(begin)

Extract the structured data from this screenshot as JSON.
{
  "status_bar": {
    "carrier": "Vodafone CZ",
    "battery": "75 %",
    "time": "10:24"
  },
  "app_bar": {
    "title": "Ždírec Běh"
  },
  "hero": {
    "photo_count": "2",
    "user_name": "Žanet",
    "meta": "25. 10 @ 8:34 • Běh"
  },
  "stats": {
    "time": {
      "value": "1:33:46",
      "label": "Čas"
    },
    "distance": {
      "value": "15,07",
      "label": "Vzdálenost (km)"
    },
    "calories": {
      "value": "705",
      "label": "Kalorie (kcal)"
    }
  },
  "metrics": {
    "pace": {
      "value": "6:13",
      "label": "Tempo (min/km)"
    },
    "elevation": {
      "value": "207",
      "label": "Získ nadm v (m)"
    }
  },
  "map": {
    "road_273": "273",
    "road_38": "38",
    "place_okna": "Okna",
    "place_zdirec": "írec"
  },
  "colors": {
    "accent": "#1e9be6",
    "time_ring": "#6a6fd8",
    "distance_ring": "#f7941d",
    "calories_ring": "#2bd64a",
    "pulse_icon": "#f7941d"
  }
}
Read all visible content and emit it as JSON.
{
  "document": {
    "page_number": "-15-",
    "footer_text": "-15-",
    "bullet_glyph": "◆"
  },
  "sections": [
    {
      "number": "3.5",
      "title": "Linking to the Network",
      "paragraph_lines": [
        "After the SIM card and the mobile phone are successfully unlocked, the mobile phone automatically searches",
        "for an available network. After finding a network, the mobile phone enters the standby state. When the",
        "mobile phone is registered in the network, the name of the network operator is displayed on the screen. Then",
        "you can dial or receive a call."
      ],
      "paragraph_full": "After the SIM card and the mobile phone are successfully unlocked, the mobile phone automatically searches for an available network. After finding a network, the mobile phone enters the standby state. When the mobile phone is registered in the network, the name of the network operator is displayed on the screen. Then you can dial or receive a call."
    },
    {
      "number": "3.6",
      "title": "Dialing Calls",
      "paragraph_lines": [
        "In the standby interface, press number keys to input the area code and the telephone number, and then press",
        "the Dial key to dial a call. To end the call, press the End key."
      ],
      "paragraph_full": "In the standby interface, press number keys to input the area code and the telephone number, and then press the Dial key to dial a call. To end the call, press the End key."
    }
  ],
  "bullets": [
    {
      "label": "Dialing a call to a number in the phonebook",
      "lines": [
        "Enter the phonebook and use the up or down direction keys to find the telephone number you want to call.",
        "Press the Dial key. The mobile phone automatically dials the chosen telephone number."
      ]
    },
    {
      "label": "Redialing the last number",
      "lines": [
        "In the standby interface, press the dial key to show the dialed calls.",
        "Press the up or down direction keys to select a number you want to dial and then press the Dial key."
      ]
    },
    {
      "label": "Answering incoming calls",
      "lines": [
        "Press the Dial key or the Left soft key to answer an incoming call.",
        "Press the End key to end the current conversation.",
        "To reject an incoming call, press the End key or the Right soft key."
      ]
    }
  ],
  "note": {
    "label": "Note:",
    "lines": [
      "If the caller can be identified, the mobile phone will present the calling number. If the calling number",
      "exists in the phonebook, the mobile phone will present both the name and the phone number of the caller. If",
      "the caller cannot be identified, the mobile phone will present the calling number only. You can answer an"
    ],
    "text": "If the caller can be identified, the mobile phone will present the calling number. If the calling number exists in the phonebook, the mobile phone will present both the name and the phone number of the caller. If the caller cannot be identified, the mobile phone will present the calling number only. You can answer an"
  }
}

(end)

_Instruction:_
Please restate the data word for word, every record included.

_Solved problem:_
Extract the structured data from this screenshot as JSON.
{
  "status_bar": {
    "carrier": "Vodafone CZ",
    "battery": "75 %",
    "time": "10:24"
  },
  "app_bar": {
    "title": "Ždírec Běh"
  },
  "hero": {
    "photo_count": "2",
    "user_name": "Žanet",
    "meta": "25. 10 @ 8:34 • Běh"
  },
  "stats": {
    "time": {
      "value": "1:33:46",
      "label": "Čas"
    },
    "distance": {
      "value": "15,07",
      "label": "Vzdálenost (km)"
    },
    "calories": {
      "value": "705",
      "label": "Kalorie (kcal)"
    }
  },
  "metrics": {
    "pace": {
      "value": "6:13",
      "label": "Tempo (min/km)"
    },
    "elevation": {
      "value": "207",
      "label": "Získ nadm v (m)"
    }
  },
  "map": {
    "road_273": "273",
    "road_38": "38",
    "place_okna": "Okna",
    "place_zdirec": "írec"
  },
  "colors": {
    "accent": "#1e9be6",
    "time_ring": "#6a6fd8",
    "distance_ring": "#f7941d",
    "calories_ring": "#2bd64a",
    "pulse_icon": "#f7941d"
  }
}
Read all visible content and emit it as JSON.
{
  "document": {
    "page_number": "-15-",
    "footer_text": "-15-",
    "bullet_glyph": "◆"
  },
  "sections": [
    {
      "number": "3.5",
      "title": "Linking to the Network",
      "paragraph_lines": [
        "After the SIM card and the mobile phone are successfully unlocked, the mobile phone automatically searches",
        "for an available network. After finding a network, the mobile phone enters the standby state. When the",
        "mobile phone is registered in the network, the name of the network operator is displayed on the screen. Then",
        "you can dial or receive a call."
      ],
      "paragraph_full": "After the SIM card and the mobile phone are successfully unlocked, the mobile phone automatically searches for an available network. After finding a network, the mobile phone enters the standby state. When the mobile phone is registered in the network, the name of the network operator is displayed on the screen. Then you can dial or receive a call."
    },
    {
      "number": "3.6",
      "title": "Dialing Calls",
      "paragraph_lines": [
        "In the standby interface, press number keys to input the area code and the telephone number, and then press",
        "the Dial key to dial a call. To end the call, press the End key."
      ],
      "paragraph_full": "In the standby interface, press number keys to input the area code and the telephone number, and then press the Dial key to dial a call. To end the call, press the End key."
    }
  ],
  "bullets": [
    {
      "label": "Dialing a call to a number in the phonebook",
      "lines": [
        "Enter the phonebook and use the up or down direction keys to find the telephone number you want to call.",
        "Press the Dial key. The mobile phone automatically dials the chosen telephone number."
      ]
    },
    {
      "label": "Redialing the last number",
      "lines": [
        "In the standby interface, press the dial key to show the dialed calls.",
        "Press the up or down direction keys to select a number you want to dial and then press the Dial key."
      ]
    },
    {
      "label": "Answering incoming calls",
      "lines": [
        "Press the Dial key or the Left soft key to answer an incoming call.",
        "Press the End key to end the current conversation.",
        "To reject an incoming call, press the End key or the Right soft key."
      ]
    }
  ],
  "note": {
    "label": "Note:",
    "lines": [
      "If the caller can be identified, the mobile phone will present the calling number. If the calling number",
      "exists in the phonebook, the mobile phone will present both the name and the phone number of the caller. If",
      "the caller cannot be identified, the mobile phone will present the calling number only. You can answer an"
    ],
    "text": "If the caller can be identified, the mobile phone will present the calling number. If the calling number exists in the phonebook, the mobile phone will present both the name and the phone number of the caller. If the caller cannot be identified, the mobile phone will present the calling number only. You can answer an"
  }
}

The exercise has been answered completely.